## Begin
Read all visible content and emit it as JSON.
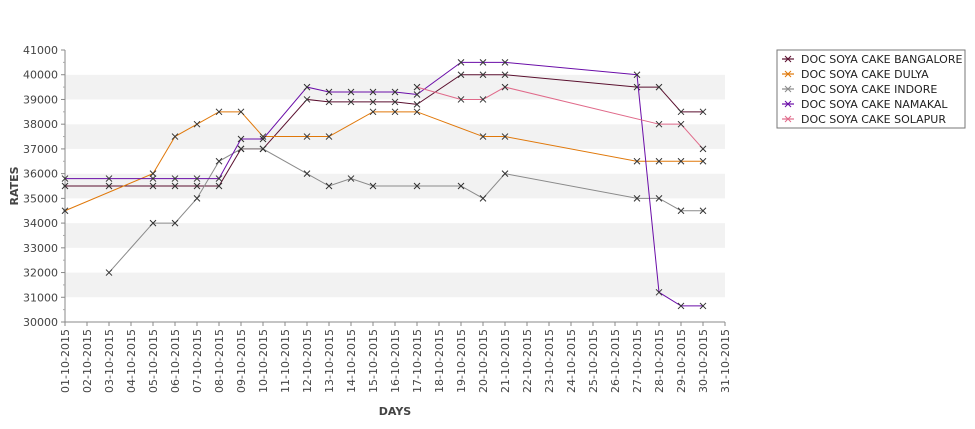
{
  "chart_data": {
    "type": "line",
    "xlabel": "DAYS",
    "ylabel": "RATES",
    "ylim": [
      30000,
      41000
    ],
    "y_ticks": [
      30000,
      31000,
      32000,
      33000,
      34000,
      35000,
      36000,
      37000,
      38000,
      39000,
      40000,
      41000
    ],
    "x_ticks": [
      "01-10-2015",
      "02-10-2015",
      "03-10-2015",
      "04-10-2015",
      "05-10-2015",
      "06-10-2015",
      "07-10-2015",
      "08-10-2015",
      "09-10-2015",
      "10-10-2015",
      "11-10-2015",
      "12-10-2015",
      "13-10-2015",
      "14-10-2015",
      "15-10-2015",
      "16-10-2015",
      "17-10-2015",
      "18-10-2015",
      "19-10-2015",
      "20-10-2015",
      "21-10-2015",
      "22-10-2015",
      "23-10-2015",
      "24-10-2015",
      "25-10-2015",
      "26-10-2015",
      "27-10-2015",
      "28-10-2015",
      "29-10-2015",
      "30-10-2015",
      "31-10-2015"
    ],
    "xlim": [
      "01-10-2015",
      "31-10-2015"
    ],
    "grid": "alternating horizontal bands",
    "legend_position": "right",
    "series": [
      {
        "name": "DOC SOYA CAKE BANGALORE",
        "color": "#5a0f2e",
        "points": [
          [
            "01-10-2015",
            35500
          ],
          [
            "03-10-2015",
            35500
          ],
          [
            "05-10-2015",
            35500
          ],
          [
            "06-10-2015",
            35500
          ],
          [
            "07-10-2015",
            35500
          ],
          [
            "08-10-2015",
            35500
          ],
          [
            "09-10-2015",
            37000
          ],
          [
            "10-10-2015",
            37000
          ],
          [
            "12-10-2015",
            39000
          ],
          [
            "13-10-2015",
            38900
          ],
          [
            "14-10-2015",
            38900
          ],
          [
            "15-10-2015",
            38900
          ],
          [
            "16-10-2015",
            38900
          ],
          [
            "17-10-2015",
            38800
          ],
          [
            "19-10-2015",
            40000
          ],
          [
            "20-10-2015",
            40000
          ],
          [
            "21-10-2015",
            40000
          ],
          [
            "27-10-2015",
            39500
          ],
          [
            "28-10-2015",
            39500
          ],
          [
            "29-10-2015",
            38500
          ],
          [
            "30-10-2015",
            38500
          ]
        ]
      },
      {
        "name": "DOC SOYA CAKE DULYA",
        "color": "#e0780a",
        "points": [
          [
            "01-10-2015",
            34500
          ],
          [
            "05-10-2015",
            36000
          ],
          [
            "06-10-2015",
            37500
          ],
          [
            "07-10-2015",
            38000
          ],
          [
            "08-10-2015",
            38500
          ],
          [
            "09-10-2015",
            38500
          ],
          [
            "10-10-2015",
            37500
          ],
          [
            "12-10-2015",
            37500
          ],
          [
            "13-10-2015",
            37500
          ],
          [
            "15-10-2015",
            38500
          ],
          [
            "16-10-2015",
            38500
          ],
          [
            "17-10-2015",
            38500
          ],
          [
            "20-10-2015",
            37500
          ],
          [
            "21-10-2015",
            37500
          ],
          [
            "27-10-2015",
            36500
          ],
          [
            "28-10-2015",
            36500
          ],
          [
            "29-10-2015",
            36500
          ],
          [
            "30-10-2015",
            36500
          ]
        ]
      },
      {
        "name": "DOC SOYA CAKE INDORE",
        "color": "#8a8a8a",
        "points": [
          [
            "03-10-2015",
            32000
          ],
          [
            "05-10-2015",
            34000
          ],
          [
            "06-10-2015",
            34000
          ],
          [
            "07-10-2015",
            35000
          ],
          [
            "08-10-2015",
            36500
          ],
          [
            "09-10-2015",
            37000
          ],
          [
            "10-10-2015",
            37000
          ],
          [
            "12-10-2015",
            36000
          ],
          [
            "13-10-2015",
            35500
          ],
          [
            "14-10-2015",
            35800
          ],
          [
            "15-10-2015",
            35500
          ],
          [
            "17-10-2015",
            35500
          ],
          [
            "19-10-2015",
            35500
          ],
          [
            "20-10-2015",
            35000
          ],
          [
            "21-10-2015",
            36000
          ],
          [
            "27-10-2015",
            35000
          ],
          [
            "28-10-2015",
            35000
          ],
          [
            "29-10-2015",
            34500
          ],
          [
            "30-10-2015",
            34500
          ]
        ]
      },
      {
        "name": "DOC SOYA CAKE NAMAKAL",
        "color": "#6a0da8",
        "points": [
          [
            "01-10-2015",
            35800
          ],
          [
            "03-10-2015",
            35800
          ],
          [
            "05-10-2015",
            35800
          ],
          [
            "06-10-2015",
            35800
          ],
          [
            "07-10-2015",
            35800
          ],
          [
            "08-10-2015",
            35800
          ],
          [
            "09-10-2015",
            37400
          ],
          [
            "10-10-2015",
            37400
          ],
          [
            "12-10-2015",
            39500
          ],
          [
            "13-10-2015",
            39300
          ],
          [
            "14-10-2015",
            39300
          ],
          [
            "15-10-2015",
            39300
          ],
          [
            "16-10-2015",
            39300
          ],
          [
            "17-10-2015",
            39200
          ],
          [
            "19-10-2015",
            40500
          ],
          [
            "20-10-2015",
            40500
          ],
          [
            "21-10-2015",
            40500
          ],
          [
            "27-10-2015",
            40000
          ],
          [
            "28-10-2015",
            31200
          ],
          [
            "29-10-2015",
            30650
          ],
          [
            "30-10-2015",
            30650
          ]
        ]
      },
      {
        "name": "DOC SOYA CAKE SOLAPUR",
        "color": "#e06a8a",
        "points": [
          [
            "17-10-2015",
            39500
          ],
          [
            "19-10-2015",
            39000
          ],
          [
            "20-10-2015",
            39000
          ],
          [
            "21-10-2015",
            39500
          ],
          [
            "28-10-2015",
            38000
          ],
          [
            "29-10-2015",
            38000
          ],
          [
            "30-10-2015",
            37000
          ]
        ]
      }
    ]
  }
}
## End
## Begin
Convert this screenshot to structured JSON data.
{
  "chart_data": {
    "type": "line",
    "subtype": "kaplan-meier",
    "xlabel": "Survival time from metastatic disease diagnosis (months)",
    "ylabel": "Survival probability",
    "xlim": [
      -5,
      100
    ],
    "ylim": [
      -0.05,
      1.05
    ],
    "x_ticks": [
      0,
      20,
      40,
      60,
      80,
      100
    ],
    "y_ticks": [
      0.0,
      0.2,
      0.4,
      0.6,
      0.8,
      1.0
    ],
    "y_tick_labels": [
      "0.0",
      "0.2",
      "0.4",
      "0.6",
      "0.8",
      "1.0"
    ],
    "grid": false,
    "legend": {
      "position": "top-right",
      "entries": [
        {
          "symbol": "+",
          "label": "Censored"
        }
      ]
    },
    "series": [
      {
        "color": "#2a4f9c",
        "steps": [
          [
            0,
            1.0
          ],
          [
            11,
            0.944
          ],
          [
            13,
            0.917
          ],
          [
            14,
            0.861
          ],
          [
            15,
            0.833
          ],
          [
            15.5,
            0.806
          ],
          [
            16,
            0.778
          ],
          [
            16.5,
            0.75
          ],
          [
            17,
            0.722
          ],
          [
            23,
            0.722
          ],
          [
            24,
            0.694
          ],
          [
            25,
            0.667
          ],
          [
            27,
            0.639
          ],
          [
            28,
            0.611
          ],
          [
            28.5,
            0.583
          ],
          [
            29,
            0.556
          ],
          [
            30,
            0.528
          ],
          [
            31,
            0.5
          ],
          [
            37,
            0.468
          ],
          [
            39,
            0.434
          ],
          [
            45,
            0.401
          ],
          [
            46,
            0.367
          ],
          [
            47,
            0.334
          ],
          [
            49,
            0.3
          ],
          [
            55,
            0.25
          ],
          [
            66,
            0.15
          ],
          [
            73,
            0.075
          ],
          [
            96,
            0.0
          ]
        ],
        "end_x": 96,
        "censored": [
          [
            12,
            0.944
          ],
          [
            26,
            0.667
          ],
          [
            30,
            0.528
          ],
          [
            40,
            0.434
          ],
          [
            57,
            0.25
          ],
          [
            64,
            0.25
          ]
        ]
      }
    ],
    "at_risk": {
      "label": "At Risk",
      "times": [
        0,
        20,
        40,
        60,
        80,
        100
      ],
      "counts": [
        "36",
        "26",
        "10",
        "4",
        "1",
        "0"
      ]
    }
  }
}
## End
§ **Set exercise**:
Show every line from the entries above in which "Survival" appears.

§ **The completed task**:
    "xlabel": "Survival time from metastatic disease diagnosis (months)",
    "ylabel": "Survival probability",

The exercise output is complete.